▶ [Objective] Your task is to transcribe the data in full.

▶ [Data extract]
☆ ☆ ☆ ☆ ☆
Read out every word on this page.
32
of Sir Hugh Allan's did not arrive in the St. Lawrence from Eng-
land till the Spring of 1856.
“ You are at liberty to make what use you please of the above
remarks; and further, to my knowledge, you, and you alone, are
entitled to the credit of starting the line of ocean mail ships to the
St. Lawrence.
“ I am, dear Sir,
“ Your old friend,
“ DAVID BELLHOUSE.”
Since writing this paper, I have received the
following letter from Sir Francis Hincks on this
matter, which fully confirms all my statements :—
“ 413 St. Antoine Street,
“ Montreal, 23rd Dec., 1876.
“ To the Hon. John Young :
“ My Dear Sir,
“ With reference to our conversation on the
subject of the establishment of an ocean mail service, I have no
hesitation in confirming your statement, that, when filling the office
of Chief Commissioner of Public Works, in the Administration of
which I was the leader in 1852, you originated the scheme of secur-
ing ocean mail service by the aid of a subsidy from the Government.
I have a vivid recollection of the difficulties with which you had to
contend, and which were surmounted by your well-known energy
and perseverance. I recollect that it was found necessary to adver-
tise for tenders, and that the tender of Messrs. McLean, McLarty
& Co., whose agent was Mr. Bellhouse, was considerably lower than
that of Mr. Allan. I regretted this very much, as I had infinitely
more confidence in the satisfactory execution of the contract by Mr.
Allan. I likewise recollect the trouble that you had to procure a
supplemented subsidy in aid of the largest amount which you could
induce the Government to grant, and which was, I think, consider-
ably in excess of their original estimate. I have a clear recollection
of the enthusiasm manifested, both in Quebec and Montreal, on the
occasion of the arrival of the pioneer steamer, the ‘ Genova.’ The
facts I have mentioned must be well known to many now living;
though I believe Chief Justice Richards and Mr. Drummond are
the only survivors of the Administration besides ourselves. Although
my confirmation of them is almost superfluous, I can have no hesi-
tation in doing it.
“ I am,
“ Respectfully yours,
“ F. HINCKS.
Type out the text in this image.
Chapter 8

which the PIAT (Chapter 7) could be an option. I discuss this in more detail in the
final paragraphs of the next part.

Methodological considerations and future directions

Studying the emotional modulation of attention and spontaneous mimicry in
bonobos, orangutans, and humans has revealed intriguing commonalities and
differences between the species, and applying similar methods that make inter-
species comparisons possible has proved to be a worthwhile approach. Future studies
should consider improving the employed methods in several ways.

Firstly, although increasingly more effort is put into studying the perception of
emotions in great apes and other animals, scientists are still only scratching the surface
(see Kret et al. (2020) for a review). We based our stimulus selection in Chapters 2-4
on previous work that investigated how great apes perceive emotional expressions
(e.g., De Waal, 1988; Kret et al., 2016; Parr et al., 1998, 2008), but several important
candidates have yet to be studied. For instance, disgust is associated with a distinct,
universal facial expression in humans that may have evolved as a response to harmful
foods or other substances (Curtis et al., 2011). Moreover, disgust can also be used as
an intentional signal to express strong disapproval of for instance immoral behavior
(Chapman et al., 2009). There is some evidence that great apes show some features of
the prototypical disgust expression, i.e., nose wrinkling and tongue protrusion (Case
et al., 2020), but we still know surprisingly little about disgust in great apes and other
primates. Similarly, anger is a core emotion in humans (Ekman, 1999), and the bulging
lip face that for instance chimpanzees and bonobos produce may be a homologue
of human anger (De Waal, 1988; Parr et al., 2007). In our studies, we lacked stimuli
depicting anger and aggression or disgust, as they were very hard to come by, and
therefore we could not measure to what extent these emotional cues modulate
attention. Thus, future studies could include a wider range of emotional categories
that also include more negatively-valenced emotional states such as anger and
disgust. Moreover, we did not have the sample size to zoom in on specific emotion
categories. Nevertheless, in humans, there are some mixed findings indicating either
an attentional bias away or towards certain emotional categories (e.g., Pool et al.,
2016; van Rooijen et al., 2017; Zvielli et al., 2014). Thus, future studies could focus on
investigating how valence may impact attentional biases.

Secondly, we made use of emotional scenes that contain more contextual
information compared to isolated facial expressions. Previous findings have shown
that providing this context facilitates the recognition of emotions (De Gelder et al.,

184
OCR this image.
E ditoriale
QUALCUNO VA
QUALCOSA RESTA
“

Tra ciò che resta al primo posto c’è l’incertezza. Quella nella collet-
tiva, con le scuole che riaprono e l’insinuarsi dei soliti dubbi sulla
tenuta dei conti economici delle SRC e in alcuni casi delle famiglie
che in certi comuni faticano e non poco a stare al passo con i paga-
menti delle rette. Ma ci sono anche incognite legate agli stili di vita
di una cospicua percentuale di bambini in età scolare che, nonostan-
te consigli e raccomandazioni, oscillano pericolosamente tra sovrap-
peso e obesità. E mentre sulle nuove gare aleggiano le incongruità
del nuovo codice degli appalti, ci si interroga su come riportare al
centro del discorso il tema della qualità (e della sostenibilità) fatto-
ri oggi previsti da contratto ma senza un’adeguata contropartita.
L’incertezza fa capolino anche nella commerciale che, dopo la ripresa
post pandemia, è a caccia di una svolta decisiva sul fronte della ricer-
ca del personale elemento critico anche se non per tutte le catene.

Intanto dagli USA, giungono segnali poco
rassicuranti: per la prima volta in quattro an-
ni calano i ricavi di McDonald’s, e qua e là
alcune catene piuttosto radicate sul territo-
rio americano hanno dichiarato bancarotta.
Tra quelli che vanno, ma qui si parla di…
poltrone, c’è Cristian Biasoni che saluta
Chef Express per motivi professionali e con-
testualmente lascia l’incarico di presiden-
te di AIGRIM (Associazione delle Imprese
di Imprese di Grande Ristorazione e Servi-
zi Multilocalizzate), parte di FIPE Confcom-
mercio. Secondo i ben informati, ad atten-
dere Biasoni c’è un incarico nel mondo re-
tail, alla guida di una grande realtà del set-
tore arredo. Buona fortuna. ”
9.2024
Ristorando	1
☆ ☆ ☆ ☆ ☆
▶ [Answer to this task]
Read out every word on this page.
32
of Sir Hugh Allan's did not arrive in the St. Lawrence from Eng-
land till the Spring of 1856.
“ You are at liberty to make what use you please of the above
remarks; and further, to my knowledge, you, and you alone, are
entitled to the credit of starting the line of ocean mail ships to the
St. Lawrence.
“ I am, dear Sir,
“ Your old friend,
“ DAVID BELLHOUSE.”
Since writing this paper, I have received the
following letter from Sir Francis Hincks on this
matter, which fully confirms all my statements :—
“ 413 St. Antoine Street,
“ Montreal, 23rd Dec., 1876.
“ To the Hon. John Young :
“ My Dear Sir,
“ With reference to our conversation on the
subject of the establishment of an ocean mail service, I have no
hesitation in confirming your statement, that, when filling the office
of Chief Commissioner of Public Works, in the Administration of
which I was the leader in 1852, you originated the scheme of secur-
ing ocean mail service by the aid of a subsidy from the Government.
I have a vivid recollection of the difficulties with which you had to
contend, and which were surmounted by your well-known energy
and perseverance. I recollect that it was found necessary to adver-
tise for tenders, and that the tender of Messrs. McLean, McLarty
& Co., whose agent was Mr. Bellhouse, was considerably lower than
that of Mr. Allan. I regretted this very much, as I had infinitely
more confidence in the satisfactory execution of the contract by Mr.
Allan. I likewise recollect the trouble that you had to procure a
supplemented subsidy in aid of the largest amount which you could
induce the Government to grant, and which was, I think, consider-
ably in excess of their original estimate. I have a clear recollection
of the enthusiasm manifested, both in Quebec and Montreal, on the
occasion of the arrival of the pioneer steamer, the ‘ Genova.’ The
facts I have mentioned must be well known to many now living;
though I believe Chief Justice Richards and Mr. Drummond are
the only survivors of the Administration besides ourselves. Although
my confirmation of them is almost superfluous, I can have no hesi-
tation in doing it.
“ I am,
“ Respectfully yours,
“ F. HINCKS.
Type out the text in this image.
Chapter 8

which the PIAT (Chapter 7) could be an option. I discuss this in more detail in the
final paragraphs of the next part.

Methodological considerations and future directions

Studying the emotional modulation of attention and spontaneous mimicry in
bonobos, orangutans, and humans has revealed intriguing commonalities and
differences between the species, and applying similar methods that make inter-
species comparisons possible has proved to be a worthwhile approach. Future studies
should consider improving the employed methods in several ways.

Firstly, although increasingly more effort is put into studying the perception of
emotions in great apes and other animals, scientists are still only scratching the surface
(see Kret et al. (2020) for a review). We based our stimulus selection in Chapters 2-4
on previous work that investigated how great apes perceive emotional expressions
(e.g., De Waal, 1988; Kret et al., 2016; Parr et al., 1998, 2008), but several important
candidates have yet to be studied. For instance, disgust is associated with a distinct,
universal facial expression in humans that may have evolved as a response to harmful
foods or other substances (Curtis et al., 2011). Moreover, disgust can also be used as
an intentional signal to express strong disapproval of for instance immoral behavior
(Chapman et al., 2009). There is some evidence that great apes show some features of
the prototypical disgust expression, i.e., nose wrinkling and tongue protrusion (Case
et al., 2020), but we still know surprisingly little about disgust in great apes and other
primates. Similarly, anger is a core emotion in humans (Ekman, 1999), and the bulging
lip face that for instance chimpanzees and bonobos produce may be a homologue
of human anger (De Waal, 1988; Parr et al., 2007). In our studies, we lacked stimuli
depicting anger and aggression or disgust, as they were very hard to come by, and
therefore we could not measure to what extent these emotional cues modulate
attention. Thus, future studies could include a wider range of emotional categories
that also include more negatively-valenced emotional states such as anger and
disgust. Moreover, we did not have the sample size to zoom in on specific emotion
categories. Nevertheless, in humans, there are some mixed findings indicating either
an attentional bias away or towards certain emotional categories (e.g., Pool et al.,
2016; van Rooijen et al., 2017; Zvielli et al., 2014). Thus, future studies could focus on
investigating how valence may impact attentional biases.

Secondly, we made use of emotional scenes that contain more contextual
information compared to isolated facial expressions. Previous findings have shown
that providing this context facilitates the recognition of emotions (De Gelder et al.,

184
OCR this image.
E ditoriale
QUALCUNO VA
QUALCOSA RESTA
“

Tra ciò che resta al primo posto c’è l’incertezza. Quella nella collet-
tiva, con le scuole che riaprono e l’insinuarsi dei soliti dubbi sulla
tenuta dei conti economici delle SRC e in alcuni casi delle famiglie
che in certi comuni faticano e non poco a stare al passo con i paga-
menti delle rette. Ma ci sono anche incognite legate agli stili di vita
di una cospicua percentuale di bambini in età scolare che, nonostan-
te consigli e raccomandazioni, oscillano pericolosamente tra sovrap-
peso e obesità. E mentre sulle nuove gare aleggiano le incongruità
del nuovo codice degli appalti, ci si interroga su come riportare al
centro del discorso il tema della qualità (e della sostenibilità) fatto-
ri oggi previsti da contratto ma senza un’adeguata contropartita.
L’incertezza fa capolino anche nella commerciale che, dopo la ripresa
post pandemia, è a caccia di una svolta decisiva sul fronte della ricer-
ca del personale elemento critico anche se non per tutte le catene.

Intanto dagli USA, giungono segnali poco
rassicuranti: per la prima volta in quattro an-
ni calano i ricavi di McDonald’s, e qua e là
alcune catene piuttosto radicate sul territo-
rio americano hanno dichiarato bancarotta.
Tra quelli che vanno, ma qui si parla di…
poltrone, c’è Cristian Biasoni che saluta
Chef Express per motivi professionali e con-
testualmente lascia l’incarico di presiden-
te di AIGRIM (Associazione delle Imprese
di Imprese di Grande Ristorazione e Servi-
zi Multilocalizzate), parte di FIPE Confcom-
mercio. Secondo i ben informati, ad atten-
dere Biasoni c’è un incarico nel mondo re-
tail, alla guida di una grande realtà del set-
tore arredo. Buona fortuna. ”
9.2024
Ristorando	1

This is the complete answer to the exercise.